- Set problem -
Copy out the entries below in full and exactly.

(Entries taken from a collection)
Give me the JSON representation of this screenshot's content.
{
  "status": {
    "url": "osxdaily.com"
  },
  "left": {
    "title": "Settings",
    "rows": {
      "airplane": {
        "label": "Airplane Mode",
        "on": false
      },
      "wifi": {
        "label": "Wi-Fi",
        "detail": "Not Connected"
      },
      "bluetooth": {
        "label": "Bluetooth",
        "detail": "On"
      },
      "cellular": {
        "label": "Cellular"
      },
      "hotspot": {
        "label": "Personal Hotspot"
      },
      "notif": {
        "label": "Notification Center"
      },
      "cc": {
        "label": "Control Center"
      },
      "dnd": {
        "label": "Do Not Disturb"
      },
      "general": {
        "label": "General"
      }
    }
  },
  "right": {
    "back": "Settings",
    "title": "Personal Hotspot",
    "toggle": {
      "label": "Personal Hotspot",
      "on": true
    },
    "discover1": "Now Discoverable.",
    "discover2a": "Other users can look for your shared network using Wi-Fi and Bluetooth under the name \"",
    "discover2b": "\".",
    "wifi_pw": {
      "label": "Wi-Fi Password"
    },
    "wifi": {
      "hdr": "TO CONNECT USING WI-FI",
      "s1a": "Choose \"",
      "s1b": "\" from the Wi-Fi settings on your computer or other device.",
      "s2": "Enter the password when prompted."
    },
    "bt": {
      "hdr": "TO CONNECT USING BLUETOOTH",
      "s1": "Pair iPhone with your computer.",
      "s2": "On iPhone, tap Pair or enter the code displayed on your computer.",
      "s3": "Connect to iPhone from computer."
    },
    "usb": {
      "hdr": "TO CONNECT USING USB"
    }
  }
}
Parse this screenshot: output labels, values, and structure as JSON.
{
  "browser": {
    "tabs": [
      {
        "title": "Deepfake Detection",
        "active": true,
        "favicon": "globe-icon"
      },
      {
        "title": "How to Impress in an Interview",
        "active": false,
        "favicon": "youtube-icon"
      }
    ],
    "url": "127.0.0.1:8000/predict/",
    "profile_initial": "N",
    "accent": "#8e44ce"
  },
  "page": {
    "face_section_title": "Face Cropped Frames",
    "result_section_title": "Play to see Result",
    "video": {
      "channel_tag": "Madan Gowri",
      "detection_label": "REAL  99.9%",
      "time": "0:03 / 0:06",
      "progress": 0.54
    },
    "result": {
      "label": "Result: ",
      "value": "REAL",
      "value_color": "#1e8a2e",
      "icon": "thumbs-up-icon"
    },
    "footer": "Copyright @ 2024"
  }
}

- Task response -
Give me the JSON representation of this screenshot's content.
{
  "status": {
    "url": "osxdaily.com"
  },
  "left": {
    "title": "Settings",
    "rows": {
      "airplane": {
        "label": "Airplane Mode",
        "on": false
      },
      "wifi": {
        "label": "Wi-Fi",
        "detail": "Not Connected"
      },
      "bluetooth": {
        "label": "Bluetooth",
        "detail": "On"
      },
      "cellular": {
        "label": "Cellular"
      },
      "hotspot": {
        "label": "Personal Hotspot"
      },
      "notif": {
        "label": "Notification Center"
      },
      "cc": {
        "label": "Control Center"
      },
      "dnd": {
        "label": "Do Not Disturb"
      },
      "general": {
        "label": "General"
      }
    }
  },
  "right": {
    "back": "Settings",
    "title": "Personal Hotspot",
    "toggle": {
      "label": "Personal Hotspot",
      "on": true
    },
    "discover1": "Now Discoverable.",
    "discover2a": "Other users can look for your shared network using Wi-Fi and Bluetooth under the name \"",
    "discover2b": "\".",
    "wifi_pw": {
      "label": "Wi-Fi Password"
    },
    "wifi": {
      "hdr": "TO CONNECT USING WI-FI",
      "s1a": "Choose \"",
      "s1b": "\" from the Wi-Fi settings on your computer or other device.",
      "s2": "Enter the password when prompted."
    },
    "bt": {
      "hdr": "TO CONNECT USING BLUETOOTH",
      "s1": "Pair iPhone with your computer.",
      "s2": "On iPhone, tap Pair or enter the code displayed on your computer.",
      "s3": "Connect to iPhone from computer."
    },
    "usb": {
      "hdr": "TO CONNECT USING USB"
    }
  }
}
Parse this screenshot: output labels, values, and structure as JSON.
{
  "browser": {
    "tabs": [
      {
        "title": "Deepfake Detection",
        "active": true,
        "favicon": "globe-icon"
      },
      {
        "title": "How to Impress in an Interview",
        "active": false,
        "favicon": "youtube-icon"
      }
    ],
    "url": "127.0.0.1:8000/predict/",
    "profile_initial": "N",
    "accent": "#8e44ce"
  },
  "page": {
    "face_section_title": "Face Cropped Frames",
    "result_section_title": "Play to see Result",
    "video": {
      "channel_tag": "Madan Gowri",
      "detection_label": "REAL  99.9%",
      "time": "0:03 / 0:06",
      "progress": 0.54
    },
    "result": {
      "label": "Result: ",
      "value": "REAL",
      "value_color": "#1e8a2e",
      "icon": "thumbs-up-icon"
    },
    "footer": "Copyright @ 2024"
  }
}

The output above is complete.